**WORK INSTRUCTIONS**
Every line below is to be copied exactly, with the pictures left out.

Stored data
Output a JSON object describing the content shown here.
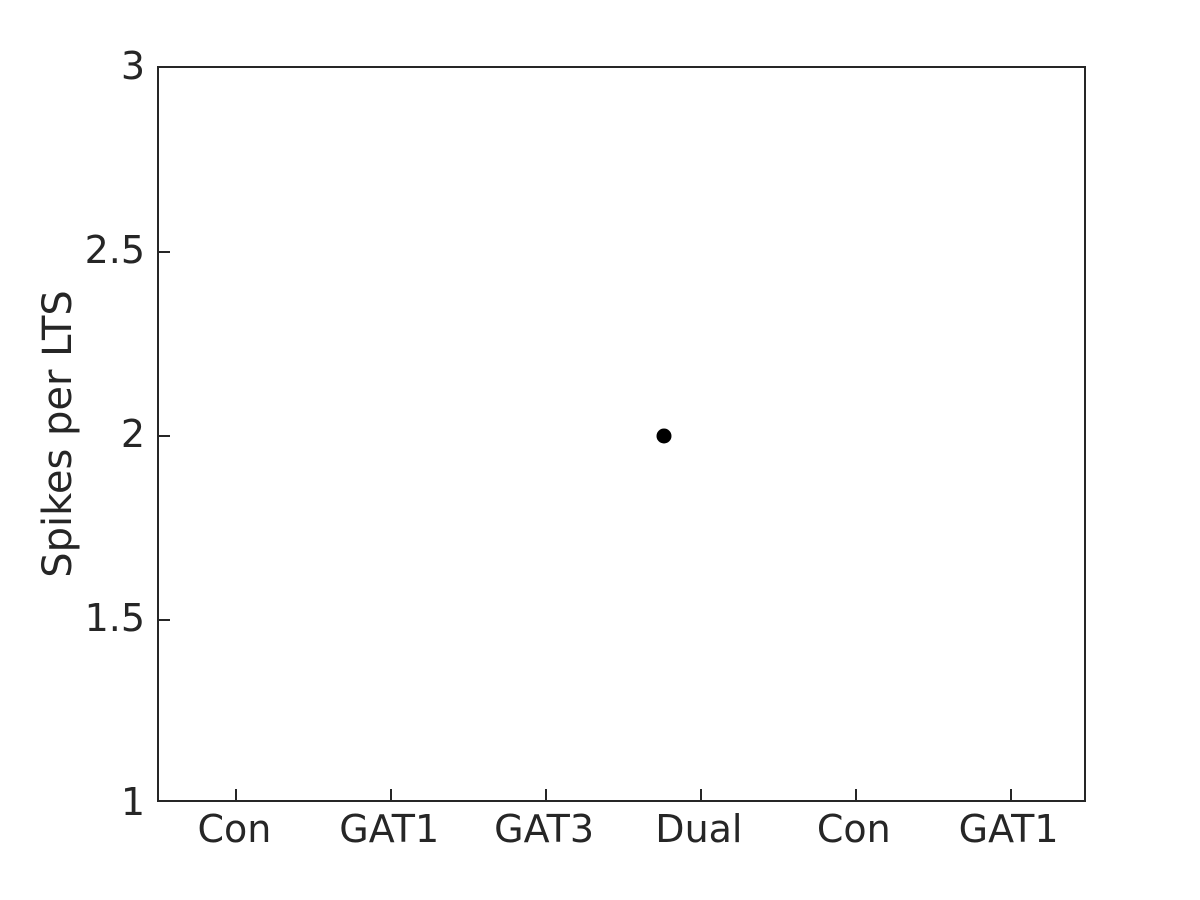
{
  "figure": {
    "background_color": "#ffffff",
    "axis_color": "#262626",
    "marker_color": "#000000"
  },
  "axes": {
    "ylabel": "Spikes per LTS",
    "xlabel": "",
    "title": ""
  },
  "yticklabels": [
    "1",
    "1.5",
    "2",
    "2.5",
    "3"
  ],
  "xticklabels": [
    "Con",
    "GAT1",
    "GAT3",
    "Dual",
    "Con",
    "GAT1"
  ],
  "chart_data": {
    "type": "scatter",
    "title": "",
    "xlabel": "",
    "ylabel": "Spikes per LTS",
    "categories": [
      "Con",
      "GAT1",
      "GAT3",
      "Dual",
      "Con",
      "GAT1"
    ],
    "x_tick_positions": [
      1,
      2,
      3,
      4,
      5,
      6
    ],
    "y_ticks": [
      1,
      1.5,
      2,
      2.5,
      3
    ],
    "xlim": [
      0.5,
      6.5
    ],
    "ylim": [
      1,
      3
    ],
    "grid": false,
    "legend": null,
    "series": [
      {
        "name": "Spikes per LTS",
        "marker": "circle",
        "color": "#000000",
        "points": [
          {
            "x": 3.76,
            "y": 2.0,
            "category": "Dual"
          }
        ]
      }
    ],
    "notes": "Single data point plotted near the Dual condition at 2 spikes per LTS; all other conditions have no data."
  }
}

**FINISHED EXERCISE**
Output a JSON object describing the content shown here.
{
  "figure": {
    "background_color": "#ffffff",
    "axis_color": "#262626",
    "marker_color": "#000000"
  },
  "axes": {
    "ylabel": "Spikes per LTS",
    "xlabel": "",
    "title": ""
  },
  "yticklabels": [
    "1",
    "1.5",
    "2",
    "2.5",
    "3"
  ],
  "xticklabels": [
    "Con",
    "GAT1",
    "GAT3",
    "Dual",
    "Con",
    "GAT1"
  ],
  "chart_data": {
    "type": "scatter",
    "title": "",
    "xlabel": "",
    "ylabel": "Spikes per LTS",
    "categories": [
      "Con",
      "GAT1",
      "GAT3",
      "Dual",
      "Con",
      "GAT1"
    ],
    "x_tick_positions": [
      1,
      2,
      3,
      4,
      5,
      6
    ],
    "y_ticks": [
      1,
      1.5,
      2,
      2.5,
      3
    ],
    "xlim": [
      0.5,
      6.5
    ],
    "ylim": [
      1,
      3
    ],
    "grid": false,
    "legend": null,
    "series": [
      {
        "name": "Spikes per LTS",
        "marker": "circle",
        "color": "#000000",
        "points": [
          {
            "x": 3.76,
            "y": 2.0,
            "category": "Dual"
          }
        ]
      }
    ],
    "notes": "Single data point plotted near the Dual condition at 2 spikes per LTS; all other conditions have no data."
  }
}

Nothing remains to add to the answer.